• DIRECTIONS: Write out the complete material exactly as it stands.
Start of EXERCISE MATERIALS
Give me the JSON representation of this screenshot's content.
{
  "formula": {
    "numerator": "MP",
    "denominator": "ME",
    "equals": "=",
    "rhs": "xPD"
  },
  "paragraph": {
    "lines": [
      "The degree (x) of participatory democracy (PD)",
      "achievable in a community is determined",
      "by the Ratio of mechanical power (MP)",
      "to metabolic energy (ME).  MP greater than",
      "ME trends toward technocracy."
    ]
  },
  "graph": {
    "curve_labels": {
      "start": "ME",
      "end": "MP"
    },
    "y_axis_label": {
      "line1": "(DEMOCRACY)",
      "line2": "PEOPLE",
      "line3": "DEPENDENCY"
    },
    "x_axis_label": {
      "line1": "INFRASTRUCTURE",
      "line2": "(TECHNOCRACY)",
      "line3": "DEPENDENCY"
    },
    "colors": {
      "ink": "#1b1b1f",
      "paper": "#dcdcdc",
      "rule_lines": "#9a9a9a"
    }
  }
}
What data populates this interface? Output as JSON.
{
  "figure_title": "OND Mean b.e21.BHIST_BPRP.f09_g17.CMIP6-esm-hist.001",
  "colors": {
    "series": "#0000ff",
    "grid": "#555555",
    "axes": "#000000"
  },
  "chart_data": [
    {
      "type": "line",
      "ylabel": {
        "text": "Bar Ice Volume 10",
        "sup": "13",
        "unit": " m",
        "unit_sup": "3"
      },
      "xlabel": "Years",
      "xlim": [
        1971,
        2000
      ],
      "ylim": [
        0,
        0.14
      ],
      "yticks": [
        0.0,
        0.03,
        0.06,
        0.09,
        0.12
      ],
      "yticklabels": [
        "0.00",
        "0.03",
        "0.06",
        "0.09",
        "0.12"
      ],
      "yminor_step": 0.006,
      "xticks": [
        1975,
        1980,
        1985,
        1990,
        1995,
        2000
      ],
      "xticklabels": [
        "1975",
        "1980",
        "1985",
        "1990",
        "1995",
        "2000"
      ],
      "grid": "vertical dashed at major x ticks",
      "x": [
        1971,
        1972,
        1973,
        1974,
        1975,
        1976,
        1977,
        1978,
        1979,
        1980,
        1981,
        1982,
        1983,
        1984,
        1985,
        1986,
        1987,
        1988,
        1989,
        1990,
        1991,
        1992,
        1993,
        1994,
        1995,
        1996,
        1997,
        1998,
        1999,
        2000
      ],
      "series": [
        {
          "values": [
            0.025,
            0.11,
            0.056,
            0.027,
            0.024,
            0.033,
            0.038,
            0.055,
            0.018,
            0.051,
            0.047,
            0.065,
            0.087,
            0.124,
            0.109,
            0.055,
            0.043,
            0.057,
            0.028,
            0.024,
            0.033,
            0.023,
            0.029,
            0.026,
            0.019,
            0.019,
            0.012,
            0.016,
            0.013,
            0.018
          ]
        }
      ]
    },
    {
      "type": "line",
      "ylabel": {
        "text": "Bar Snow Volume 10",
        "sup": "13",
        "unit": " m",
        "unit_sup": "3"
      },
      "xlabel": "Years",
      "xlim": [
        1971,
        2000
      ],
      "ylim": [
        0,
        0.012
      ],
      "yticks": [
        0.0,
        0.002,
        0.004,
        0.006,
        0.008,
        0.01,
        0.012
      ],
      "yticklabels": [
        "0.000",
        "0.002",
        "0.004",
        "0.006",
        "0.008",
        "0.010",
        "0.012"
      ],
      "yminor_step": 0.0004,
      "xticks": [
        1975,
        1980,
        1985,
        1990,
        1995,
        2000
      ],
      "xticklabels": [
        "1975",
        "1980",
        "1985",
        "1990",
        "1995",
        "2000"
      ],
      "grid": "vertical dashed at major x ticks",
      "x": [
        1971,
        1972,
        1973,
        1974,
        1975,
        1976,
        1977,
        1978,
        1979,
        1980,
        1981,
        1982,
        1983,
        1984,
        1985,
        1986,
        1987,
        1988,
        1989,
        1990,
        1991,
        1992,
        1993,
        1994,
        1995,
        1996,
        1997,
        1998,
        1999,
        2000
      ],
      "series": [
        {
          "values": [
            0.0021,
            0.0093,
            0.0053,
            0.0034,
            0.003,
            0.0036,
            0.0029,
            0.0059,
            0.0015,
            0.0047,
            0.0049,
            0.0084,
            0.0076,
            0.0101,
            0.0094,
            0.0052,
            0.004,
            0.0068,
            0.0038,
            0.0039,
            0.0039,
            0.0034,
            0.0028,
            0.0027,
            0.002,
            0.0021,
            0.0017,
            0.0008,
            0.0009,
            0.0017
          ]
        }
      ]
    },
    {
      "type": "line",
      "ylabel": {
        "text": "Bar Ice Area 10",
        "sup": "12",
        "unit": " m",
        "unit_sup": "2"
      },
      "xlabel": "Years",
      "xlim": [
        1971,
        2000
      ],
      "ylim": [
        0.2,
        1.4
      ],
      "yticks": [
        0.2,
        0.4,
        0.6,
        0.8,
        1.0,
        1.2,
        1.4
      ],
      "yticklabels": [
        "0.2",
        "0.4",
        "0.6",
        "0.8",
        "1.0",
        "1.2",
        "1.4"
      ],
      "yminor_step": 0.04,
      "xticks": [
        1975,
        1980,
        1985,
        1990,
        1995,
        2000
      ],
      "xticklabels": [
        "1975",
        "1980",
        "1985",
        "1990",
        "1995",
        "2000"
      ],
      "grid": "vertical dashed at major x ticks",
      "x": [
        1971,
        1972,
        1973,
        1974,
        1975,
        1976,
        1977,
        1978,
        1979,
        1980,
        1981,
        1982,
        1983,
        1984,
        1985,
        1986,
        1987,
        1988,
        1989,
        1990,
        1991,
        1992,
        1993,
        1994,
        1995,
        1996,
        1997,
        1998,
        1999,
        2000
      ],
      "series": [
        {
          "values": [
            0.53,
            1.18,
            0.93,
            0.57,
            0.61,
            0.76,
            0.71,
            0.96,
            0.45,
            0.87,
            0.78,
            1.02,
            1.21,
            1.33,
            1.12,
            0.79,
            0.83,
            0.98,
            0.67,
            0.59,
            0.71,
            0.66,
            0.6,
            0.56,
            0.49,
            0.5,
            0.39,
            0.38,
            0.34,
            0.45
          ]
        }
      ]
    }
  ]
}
End of EXERCISE MATERIALS
• EXERCISE ANSWER:
Give me the JSON representation of this screenshot's content.
{
  "formula": {
    "numerator": "MP",
    "denominator": "ME",
    "equals": "=",
    "rhs": "xPD"
  },
  "paragraph": {
    "lines": [
      "The degree (x) of participatory democracy (PD)",
      "achievable in a community is determined",
      "by the Ratio of mechanical power (MP)",
      "to metabolic energy (ME).  MP greater than",
      "ME trends toward technocracy."
    ]
  },
  "graph": {
    "curve_labels": {
      "start": "ME",
      "end": "MP"
    },
    "y_axis_label": {
      "line1": "(DEMOCRACY)",
      "line2": "PEOPLE",
      "line3": "DEPENDENCY"
    },
    "x_axis_label": {
      "line1": "INFRASTRUCTURE",
      "line2": "(TECHNOCRACY)",
      "line3": "DEPENDENCY"
    },
    "colors": {
      "ink": "#1b1b1f",
      "paper": "#dcdcdc",
      "rule_lines": "#9a9a9a"
    }
  }
}
What data populates this interface? Output as JSON.
{
  "figure_title": "OND Mean b.e21.BHIST_BPRP.f09_g17.CMIP6-esm-hist.001",
  "colors": {
    "series": "#0000ff",
    "grid": "#555555",
    "axes": "#000000"
  },
  "chart_data": [
    {
      "type": "line",
      "ylabel": {
        "text": "Bar Ice Volume 10",
        "sup": "13",
        "unit": " m",
        "unit_sup": "3"
      },
      "xlabel": "Years",
      "xlim": [
        1971,
        2000
      ],
      "ylim": [
        0,
        0.14
      ],
      "yticks": [
        0.0,
        0.03,
        0.06,
        0.09,
        0.12
      ],
      "yticklabels": [
        "0.00",
        "0.03",
        "0.06",
        "0.09",
        "0.12"
      ],
      "yminor_step": 0.006,
      "xticks": [
        1975,
        1980,
        1985,
        1990,
        1995,
        2000
      ],
      "xticklabels": [
        "1975",
        "1980",
        "1985",
        "1990",
        "1995",
        "2000"
      ],
      "grid": "vertical dashed at major x ticks",
      "x": [
        1971,
        1972,
        1973,
        1974,
        1975,
        1976,
        1977,
        1978,
        1979,
        1980,
        1981,
        1982,
        1983,
        1984,
        1985,
        1986,
        1987,
        1988,
        1989,
        1990,
        1991,
        1992,
        1993,
        1994,
        1995,
        1996,
        1997,
        1998,
        1999,
        2000
      ],
      "series": [
        {
          "values": [
            0.025,
            0.11,
            0.056,
            0.027,
            0.024,
            0.033,
            0.038,
            0.055,
            0.018,
            0.051,
            0.047,
            0.065,
            0.087,
            0.124,
            0.109,
            0.055,
            0.043,
            0.057,
            0.028,
            0.024,
            0.033,
            0.023,
            0.029,
            0.026,
            0.019,
            0.019,
            0.012,
            0.016,
            0.013,
            0.018
          ]
        }
      ]
    },
    {
      "type": "line",
      "ylabel": {
        "text": "Bar Snow Volume 10",
        "sup": "13",
        "unit": " m",
        "unit_sup": "3"
      },
      "xlabel": "Years",
      "xlim": [
        1971,
        2000
      ],
      "ylim": [
        0,
        0.012
      ],
      "yticks": [
        0.0,
        0.002,
        0.004,
        0.006,
        0.008,
        0.01,
        0.012
      ],
      "yticklabels": [
        "0.000",
        "0.002",
        "0.004",
        "0.006",
        "0.008",
        "0.010",
        "0.012"
      ],
      "yminor_step": 0.0004,
      "xticks": [
        1975,
        1980,
        1985,
        1990,
        1995,
        2000
      ],
      "xticklabels": [
        "1975",
        "1980",
        "1985",
        "1990",
        "1995",
        "2000"
      ],
      "grid": "vertical dashed at major x ticks",
      "x": [
        1971,
        1972,
        1973,
        1974,
        1975,
        1976,
        1977,
        1978,
        1979,
        1980,
        1981,
        1982,
        1983,
        1984,
        1985,
        1986,
        1987,
        1988,
        1989,
        1990,
        1991,
        1992,
        1993,
        1994,
        1995,
        1996,
        1997,
        1998,
        1999,
        2000
      ],
      "series": [
        {
          "values": [
            0.0021,
            0.0093,
            0.0053,
            0.0034,
            0.003,
            0.0036,
            0.0029,
            0.0059,
            0.0015,
            0.0047,
            0.0049,
            0.0084,
            0.0076,
            0.0101,
            0.0094,
            0.0052,
            0.004,
            0.0068,
            0.0038,
            0.0039,
            0.0039,
            0.0034,
            0.0028,
            0.0027,
            0.002,
            0.0021,
            0.0017,
            0.0008,
            0.0009,
            0.0017
          ]
        }
      ]
    },
    {
      "type": "line",
      "ylabel": {
        "text": "Bar Ice Area 10",
        "sup": "12",
        "unit": " m",
        "unit_sup": "2"
      },
      "xlabel": "Years",
      "xlim": [
        1971,
        2000
      ],
      "ylim": [
        0.2,
        1.4
      ],
      "yticks": [
        0.2,
        0.4,
        0.6,
        0.8,
        1.0,
        1.2,
        1.4
      ],
      "yticklabels": [
        "0.2",
        "0.4",
        "0.6",
        "0.8",
        "1.0",
        "1.2",
        "1.4"
      ],
      "yminor_step": 0.04,
      "xticks": [
        1975,
        1980,
        1985,
        1990,
        1995,
        2000
      ],
      "xticklabels": [
        "1975",
        "1980",
        "1985",
        "1990",
        "1995",
        "2000"
      ],
      "grid": "vertical dashed at major x ticks",
      "x": [
        1971,
        1972,
        1973,
        1974,
        1975,
        1976,
        1977,
        1978,
        1979,
        1980,
        1981,
        1982,
        1983,
        1984,
        1985,
        1986,
        1987,
        1988,
        1989,
        1990,
        1991,
        1992,
        1993,
        1994,
        1995,
        1996,
        1997,
        1998,
        1999,
        2000
      ],
      "series": [
        {
          "values": [
            0.53,
            1.18,
            0.93,
            0.57,
            0.61,
            0.76,
            0.71,
            0.96,
            0.45,
            0.87,
            0.78,
            1.02,
            1.21,
            1.33,
            1.12,
            0.79,
            0.83,
            0.98,
            0.67,
            0.59,
            0.71,
            0.66,
            0.6,
            0.56,
            0.49,
            0.5,
            0.39,
            0.38,
            0.34,
            0.45
          ]
        }
      ]
    }
  ]
}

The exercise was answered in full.